> [Provided material]:
'''
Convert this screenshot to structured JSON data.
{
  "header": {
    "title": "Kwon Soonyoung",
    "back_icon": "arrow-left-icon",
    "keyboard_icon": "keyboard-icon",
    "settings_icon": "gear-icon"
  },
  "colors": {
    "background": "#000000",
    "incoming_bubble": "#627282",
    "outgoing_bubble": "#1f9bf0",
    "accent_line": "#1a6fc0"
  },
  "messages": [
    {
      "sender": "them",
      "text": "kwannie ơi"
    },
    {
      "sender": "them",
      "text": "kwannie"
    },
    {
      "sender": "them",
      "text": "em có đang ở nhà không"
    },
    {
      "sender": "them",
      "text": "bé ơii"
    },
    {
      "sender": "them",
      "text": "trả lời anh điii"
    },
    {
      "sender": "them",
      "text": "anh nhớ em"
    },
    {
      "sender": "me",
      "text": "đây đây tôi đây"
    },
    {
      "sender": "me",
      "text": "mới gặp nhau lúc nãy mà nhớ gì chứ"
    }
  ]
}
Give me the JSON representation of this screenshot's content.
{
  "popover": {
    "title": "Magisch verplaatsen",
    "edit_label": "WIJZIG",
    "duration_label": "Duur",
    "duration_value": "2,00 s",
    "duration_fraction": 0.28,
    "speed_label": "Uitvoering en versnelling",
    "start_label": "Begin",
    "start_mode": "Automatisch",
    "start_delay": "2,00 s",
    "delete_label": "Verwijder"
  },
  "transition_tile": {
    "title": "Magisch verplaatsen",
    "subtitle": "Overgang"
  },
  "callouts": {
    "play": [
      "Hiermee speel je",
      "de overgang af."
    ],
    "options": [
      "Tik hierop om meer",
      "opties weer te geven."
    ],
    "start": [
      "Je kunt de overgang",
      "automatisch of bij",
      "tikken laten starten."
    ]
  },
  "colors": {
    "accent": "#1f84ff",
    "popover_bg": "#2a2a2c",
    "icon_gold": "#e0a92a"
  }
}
'''
> [Work to be completed]: Exactly as shown, repeat every record.

> [Exercise response]:
Convert this screenshot to structured JSON data.
{
  "header": {
    "title": "Kwon Soonyoung",
    "back_icon": "arrow-left-icon",
    "keyboard_icon": "keyboard-icon",
    "settings_icon": "gear-icon"
  },
  "colors": {
    "background": "#000000",
    "incoming_bubble": "#627282",
    "outgoing_bubble": "#1f9bf0",
    "accent_line": "#1a6fc0"
  },
  "messages": [
    {
      "sender": "them",
      "text": "kwannie ơi"
    },
    {
      "sender": "them",
      "text": "kwannie"
    },
    {
      "sender": "them",
      "text": "em có đang ở nhà không"
    },
    {
      "sender": "them",
      "text": "bé ơii"
    },
    {
      "sender": "them",
      "text": "trả lời anh điii"
    },
    {
      "sender": "them",
      "text": "anh nhớ em"
    },
    {
      "sender": "me",
      "text": "đây đây tôi đây"
    },
    {
      "sender": "me",
      "text": "mới gặp nhau lúc nãy mà nhớ gì chứ"
    }
  ]
}
Give me the JSON representation of this screenshot's content.
{
  "popover": {
    "title": "Magisch verplaatsen",
    "edit_label": "WIJZIG",
    "duration_label": "Duur",
    "duration_value": "2,00 s",
    "duration_fraction": 0.28,
    "speed_label": "Uitvoering en versnelling",
    "start_label": "Begin",
    "start_mode": "Automatisch",
    "start_delay": "2,00 s",
    "delete_label": "Verwijder"
  },
  "transition_tile": {
    "title": "Magisch verplaatsen",
    "subtitle": "Overgang"
  },
  "callouts": {
    "play": [
      "Hiermee speel je",
      "de overgang af."
    ],
    "options": [
      "Tik hierop om meer",
      "opties weer te geven."
    ],
    "start": [
      "Je kunt de overgang",
      "automatisch of bij",
      "tikken laten starten."
    ]
  },
  "colors": {
    "accent": "#1f84ff",
    "popover_bg": "#2a2a2c",
    "icon_gold": "#e0a92a"
  }
}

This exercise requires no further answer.